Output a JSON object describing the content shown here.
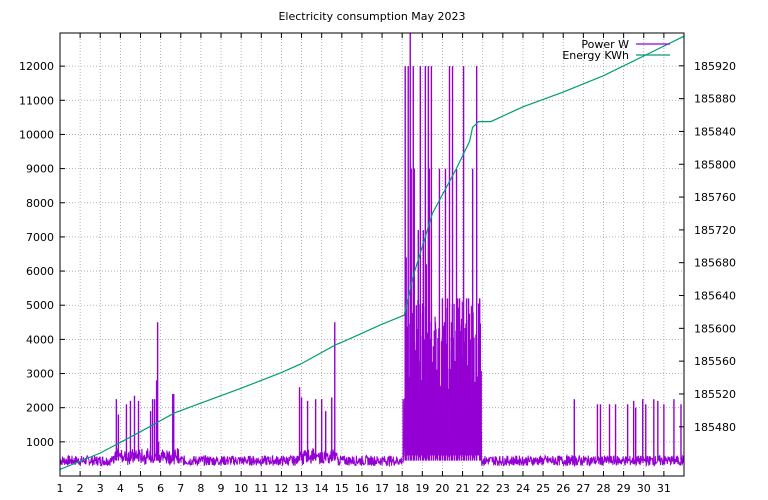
{
  "chart_data": {
    "type": "line",
    "title": "Electricity consumption May 2023",
    "x": {
      "ticks": [
        1,
        2,
        3,
        4,
        5,
        6,
        7,
        8,
        9,
        10,
        11,
        12,
        13,
        14,
        15,
        16,
        17,
        18,
        19,
        20,
        21,
        22,
        23,
        24,
        25,
        26,
        27,
        28,
        29,
        30,
        31
      ],
      "range": [
        1,
        32
      ]
    },
    "y_left": {
      "ticks": [
        1000,
        2000,
        3000,
        4000,
        5000,
        6000,
        7000,
        8000,
        9000,
        10000,
        11000,
        12000
      ],
      "range": [
        0,
        12970
      ]
    },
    "y_right": {
      "ticks": [
        185480,
        185520,
        185560,
        185600,
        185640,
        185680,
        185720,
        185760,
        185800,
        185840,
        185880,
        185920
      ],
      "range": [
        185420,
        185960
      ]
    },
    "grid": "dotted",
    "legend_position": "top-right",
    "series": [
      {
        "name": "Power W",
        "axis": "left",
        "color": "#9400d3",
        "baseline": 450,
        "spikes": [
          [
            3.8,
            2250
          ],
          [
            3.9,
            1800
          ],
          [
            4.1,
            600
          ],
          [
            4.3,
            2100
          ],
          [
            4.5,
            2200
          ],
          [
            4.7,
            2350
          ],
          [
            4.9,
            2200
          ],
          [
            5.5,
            1900
          ],
          [
            5.6,
            2250
          ],
          [
            5.7,
            2250
          ],
          [
            5.8,
            2800
          ],
          [
            5.85,
            4500
          ],
          [
            5.9,
            1000
          ],
          [
            6.6,
            2400
          ],
          [
            6.65,
            2400
          ],
          [
            12.9,
            2600
          ],
          [
            13.0,
            2300
          ],
          [
            13.3,
            2200
          ],
          [
            13.7,
            2250
          ],
          [
            14.0,
            2250
          ],
          [
            14.2,
            1900
          ],
          [
            14.5,
            2300
          ],
          [
            14.65,
            4500
          ],
          [
            18.05,
            2250
          ],
          [
            18.15,
            12000
          ],
          [
            18.2,
            6400
          ],
          [
            18.3,
            12000
          ],
          [
            18.4,
            12970
          ],
          [
            18.45,
            9000
          ],
          [
            18.55,
            12000
          ],
          [
            18.6,
            9000
          ],
          [
            18.7,
            5000
          ],
          [
            18.8,
            7200
          ],
          [
            18.9,
            12000
          ],
          [
            19.0,
            4100
          ],
          [
            19.05,
            7200
          ],
          [
            19.15,
            12000
          ],
          [
            19.2,
            6200
          ],
          [
            19.3,
            12000
          ],
          [
            19.35,
            9000
          ],
          [
            19.45,
            12000
          ],
          [
            19.55,
            3800
          ],
          [
            19.65,
            4500
          ],
          [
            19.75,
            3000
          ],
          [
            19.85,
            9000
          ],
          [
            19.9,
            2300
          ],
          [
            20.0,
            5200
          ],
          [
            20.1,
            4500
          ],
          [
            20.15,
            9000
          ],
          [
            20.25,
            5200
          ],
          [
            20.35,
            12000
          ],
          [
            20.45,
            4500
          ],
          [
            20.5,
            12000
          ],
          [
            20.6,
            2300
          ],
          [
            20.7,
            9000
          ],
          [
            20.75,
            5200
          ],
          [
            20.85,
            5200
          ],
          [
            20.95,
            4600
          ],
          [
            21.05,
            12000
          ],
          [
            21.1,
            2400
          ],
          [
            21.2,
            5200
          ],
          [
            21.3,
            5200
          ],
          [
            21.4,
            4000
          ],
          [
            21.5,
            9000
          ],
          [
            21.6,
            2100
          ],
          [
            21.7,
            12000
          ],
          [
            21.85,
            5200
          ],
          [
            21.9,
            2200
          ],
          [
            26.55,
            2250
          ],
          [
            27.7,
            2100
          ],
          [
            27.85,
            2100
          ],
          [
            28.3,
            2100
          ],
          [
            28.6,
            2100
          ],
          [
            29.2,
            2100
          ],
          [
            29.5,
            2200
          ],
          [
            29.6,
            2000
          ],
          [
            29.95,
            2250
          ],
          [
            30.1,
            2100
          ],
          [
            30.5,
            2250
          ],
          [
            30.7,
            2200
          ],
          [
            31.0,
            2100
          ],
          [
            31.5,
            2250
          ],
          [
            31.85,
            2100
          ]
        ]
      },
      {
        "name": "Energy KWh",
        "axis": "right",
        "color": "#009e73",
        "points": [
          [
            1,
            185428
          ],
          [
            3,
            185448
          ],
          [
            5,
            185474
          ],
          [
            6.7,
            185497
          ],
          [
            10,
            185527
          ],
          [
            12,
            185546
          ],
          [
            13,
            185557
          ],
          [
            14.7,
            185580
          ],
          [
            15,
            185583
          ],
          [
            17,
            185605
          ],
          [
            18.1,
            185616
          ],
          [
            18.5,
            185660
          ],
          [
            19.5,
            185740
          ],
          [
            20.7,
            185795
          ],
          [
            21.35,
            185828
          ],
          [
            21.5,
            185845
          ],
          [
            21.8,
            185852
          ],
          [
            22.4,
            185852
          ],
          [
            24,
            185870
          ],
          [
            26,
            185888
          ],
          [
            28,
            185908
          ],
          [
            30,
            185932
          ],
          [
            31.99,
            185956
          ]
        ]
      }
    ]
  }
}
============================================================
What is required -
Keep every word of the data as it is when you write it out, but drop the pictures.

Answer to this task -
Output a JSON object describing the content shown here.
{
  "chart_data": {
    "type": "line",
    "title": "Electricity consumption May 2023",
    "x": {
      "ticks": [
        1,
        2,
        3,
        4,
        5,
        6,
        7,
        8,
        9,
        10,
        11,
        12,
        13,
        14,
        15,
        16,
        17,
        18,
        19,
        20,
        21,
        22,
        23,
        24,
        25,
        26,
        27,
        28,
        29,
        30,
        31
      ],
      "range": [
        1,
        32
      ]
    },
    "y_left": {
      "ticks": [
        1000,
        2000,
        3000,
        4000,
        5000,
        6000,
        7000,
        8000,
        9000,
        10000,
        11000,
        12000
      ],
      "range": [
        0,
        12970
      ]
    },
    "y_right": {
      "ticks": [
        185480,
        185520,
        185560,
        185600,
        185640,
        185680,
        185720,
        185760,
        185800,
        185840,
        185880,
        185920
      ],
      "range": [
        185420,
        185960
      ]
    },
    "grid": "dotted",
    "legend_position": "top-right",
    "series": [
      {
        "name": "Power W",
        "axis": "left",
        "color": "#9400d3",
        "baseline": 450,
        "spikes": [
          [
            3.8,
            2250
          ],
          [
            3.9,
            1800
          ],
          [
            4.1,
            600
          ],
          [
            4.3,
            2100
          ],
          [
            4.5,
            2200
          ],
          [
            4.7,
            2350
          ],
          [
            4.9,
            2200
          ],
          [
            5.5,
            1900
          ],
          [
            5.6,
            2250
          ],
          [
            5.7,
            2250
          ],
          [
            5.8,
            2800
          ],
          [
            5.85,
            4500
          ],
          [
            5.9,
            1000
          ],
          [
            6.6,
            2400
          ],
          [
            6.65,
            2400
          ],
          [
            12.9,
            2600
          ],
          [
            13.0,
            2300
          ],
          [
            13.3,
            2200
          ],
          [
            13.7,
            2250
          ],
          [
            14.0,
            2250
          ],
          [
            14.2,
            1900
          ],
          [
            14.5,
            2300
          ],
          [
            14.65,
            4500
          ],
          [
            18.05,
            2250
          ],
          [
            18.15,
            12000
          ],
          [
            18.2,
            6400
          ],
          [
            18.3,
            12000
          ],
          [
            18.4,
            12970
          ],
          [
            18.45,
            9000
          ],
          [
            18.55,
            12000
          ],
          [
            18.6,
            9000
          ],
          [
            18.7,
            5000
          ],
          [
            18.8,
            7200
          ],
          [
            18.9,
            12000
          ],
          [
            19.0,
            4100
          ],
          [
            19.05,
            7200
          ],
          [
            19.15,
            12000
          ],
          [
            19.2,
            6200
          ],
          [
            19.3,
            12000
          ],
          [
            19.35,
            9000
          ],
          [
            19.45,
            12000
          ],
          [
            19.55,
            3800
          ],
          [
            19.65,
            4500
          ],
          [
            19.75,
            3000
          ],
          [
            19.85,
            9000
          ],
          [
            19.9,
            2300
          ],
          [
            20.0,
            5200
          ],
          [
            20.1,
            4500
          ],
          [
            20.15,
            9000
          ],
          [
            20.25,
            5200
          ],
          [
            20.35,
            12000
          ],
          [
            20.45,
            4500
          ],
          [
            20.5,
            12000
          ],
          [
            20.6,
            2300
          ],
          [
            20.7,
            9000
          ],
          [
            20.75,
            5200
          ],
          [
            20.85,
            5200
          ],
          [
            20.95,
            4600
          ],
          [
            21.05,
            12000
          ],
          [
            21.1,
            2400
          ],
          [
            21.2,
            5200
          ],
          [
            21.3,
            5200
          ],
          [
            21.4,
            4000
          ],
          [
            21.5,
            9000
          ],
          [
            21.6,
            2100
          ],
          [
            21.7,
            12000
          ],
          [
            21.85,
            5200
          ],
          [
            21.9,
            2200
          ],
          [
            26.55,
            2250
          ],
          [
            27.7,
            2100
          ],
          [
            27.85,
            2100
          ],
          [
            28.3,
            2100
          ],
          [
            28.6,
            2100
          ],
          [
            29.2,
            2100
          ],
          [
            29.5,
            2200
          ],
          [
            29.6,
            2000
          ],
          [
            29.95,
            2250
          ],
          [
            30.1,
            2100
          ],
          [
            30.5,
            2250
          ],
          [
            30.7,
            2200
          ],
          [
            31.0,
            2100
          ],
          [
            31.5,
            2250
          ],
          [
            31.85,
            2100
          ]
        ]
      },
      {
        "name": "Energy KWh",
        "axis": "right",
        "color": "#009e73",
        "points": [
          [
            1,
            185428
          ],
          [
            3,
            185448
          ],
          [
            5,
            185474
          ],
          [
            6.7,
            185497
          ],
          [
            10,
            185527
          ],
          [
            12,
            185546
          ],
          [
            13,
            185557
          ],
          [
            14.7,
            185580
          ],
          [
            15,
            185583
          ],
          [
            17,
            185605
          ],
          [
            18.1,
            185616
          ],
          [
            18.5,
            185660
          ],
          [
            19.5,
            185740
          ],
          [
            20.7,
            185795
          ],
          [
            21.35,
            185828
          ],
          [
            21.5,
            185845
          ],
          [
            21.8,
            185852
          ],
          [
            22.4,
            185852
          ],
          [
            24,
            185870
          ],
          [
            26,
            185888
          ],
          [
            28,
            185908
          ],
          [
            30,
            185932
          ],
          [
            31.99,
            185956
          ]
        ]
      }
    ]
  }
}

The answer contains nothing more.